#### WHAT THE TASK REQUIRES
Take every line that has the string "Spectra" and copy it out.

[Source data]

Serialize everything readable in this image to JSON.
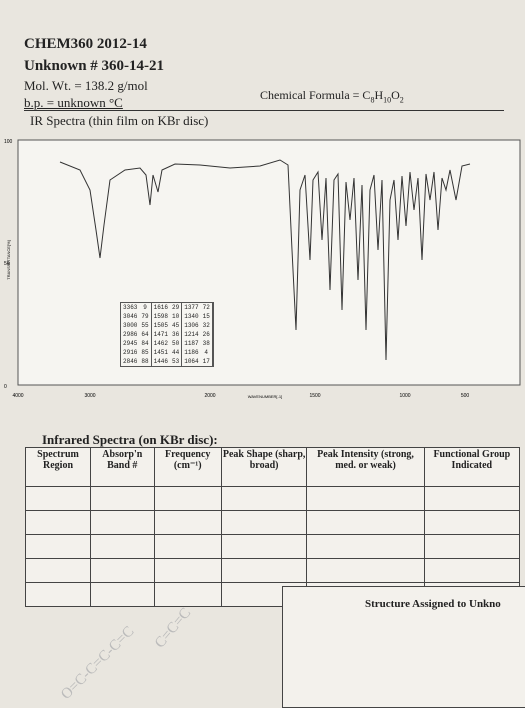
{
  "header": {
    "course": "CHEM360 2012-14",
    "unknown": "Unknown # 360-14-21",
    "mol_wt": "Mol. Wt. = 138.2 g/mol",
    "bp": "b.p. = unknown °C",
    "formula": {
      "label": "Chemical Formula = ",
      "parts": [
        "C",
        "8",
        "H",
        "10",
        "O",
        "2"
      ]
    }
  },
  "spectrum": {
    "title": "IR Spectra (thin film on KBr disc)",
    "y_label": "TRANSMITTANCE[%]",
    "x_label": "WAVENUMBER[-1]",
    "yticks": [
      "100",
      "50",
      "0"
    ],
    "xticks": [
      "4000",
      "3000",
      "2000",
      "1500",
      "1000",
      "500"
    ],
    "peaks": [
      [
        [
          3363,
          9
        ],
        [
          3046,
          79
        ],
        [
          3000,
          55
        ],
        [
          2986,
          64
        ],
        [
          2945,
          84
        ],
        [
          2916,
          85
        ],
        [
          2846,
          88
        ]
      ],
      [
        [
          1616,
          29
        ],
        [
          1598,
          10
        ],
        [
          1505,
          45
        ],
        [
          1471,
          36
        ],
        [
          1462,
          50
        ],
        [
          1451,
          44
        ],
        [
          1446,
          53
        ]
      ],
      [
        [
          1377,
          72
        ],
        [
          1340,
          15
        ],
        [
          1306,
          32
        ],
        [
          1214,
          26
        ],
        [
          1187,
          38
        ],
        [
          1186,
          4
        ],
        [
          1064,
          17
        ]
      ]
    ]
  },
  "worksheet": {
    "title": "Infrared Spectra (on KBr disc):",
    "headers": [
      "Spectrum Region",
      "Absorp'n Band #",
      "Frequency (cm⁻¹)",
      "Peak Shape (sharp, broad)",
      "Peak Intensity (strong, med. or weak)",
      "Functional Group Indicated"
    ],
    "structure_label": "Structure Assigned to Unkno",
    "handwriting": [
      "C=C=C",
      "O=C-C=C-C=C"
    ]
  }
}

---

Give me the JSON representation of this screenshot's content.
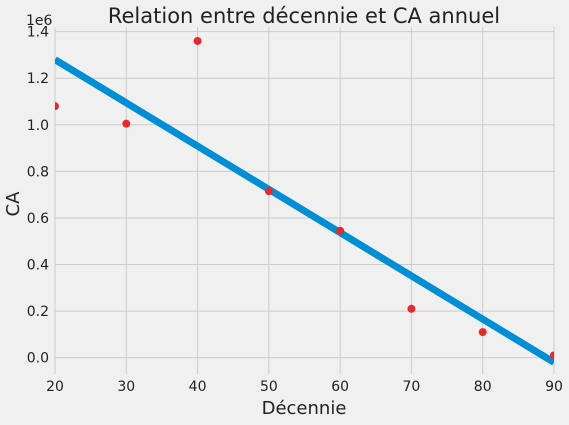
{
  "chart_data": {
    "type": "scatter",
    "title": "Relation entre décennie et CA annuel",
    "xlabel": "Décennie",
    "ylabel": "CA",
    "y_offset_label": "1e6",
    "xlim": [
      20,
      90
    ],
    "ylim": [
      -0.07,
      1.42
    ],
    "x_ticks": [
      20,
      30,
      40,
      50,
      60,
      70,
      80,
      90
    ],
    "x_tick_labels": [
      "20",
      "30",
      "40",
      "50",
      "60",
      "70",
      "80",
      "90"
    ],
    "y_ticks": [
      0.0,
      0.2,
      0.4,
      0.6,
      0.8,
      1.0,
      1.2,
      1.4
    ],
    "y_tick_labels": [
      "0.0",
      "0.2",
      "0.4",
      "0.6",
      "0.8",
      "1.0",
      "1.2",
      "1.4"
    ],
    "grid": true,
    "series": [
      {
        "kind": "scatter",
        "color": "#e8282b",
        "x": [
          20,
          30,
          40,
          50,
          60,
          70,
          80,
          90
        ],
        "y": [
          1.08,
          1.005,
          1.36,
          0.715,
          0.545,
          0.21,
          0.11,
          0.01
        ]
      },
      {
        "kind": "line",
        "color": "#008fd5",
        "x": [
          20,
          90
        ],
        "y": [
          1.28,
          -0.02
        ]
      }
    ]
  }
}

#### FINAL ANSWER
    "title": "IR Spectra (thin film on KBr disc)",
    "title": "Infrared Spectra (on KBr disc):",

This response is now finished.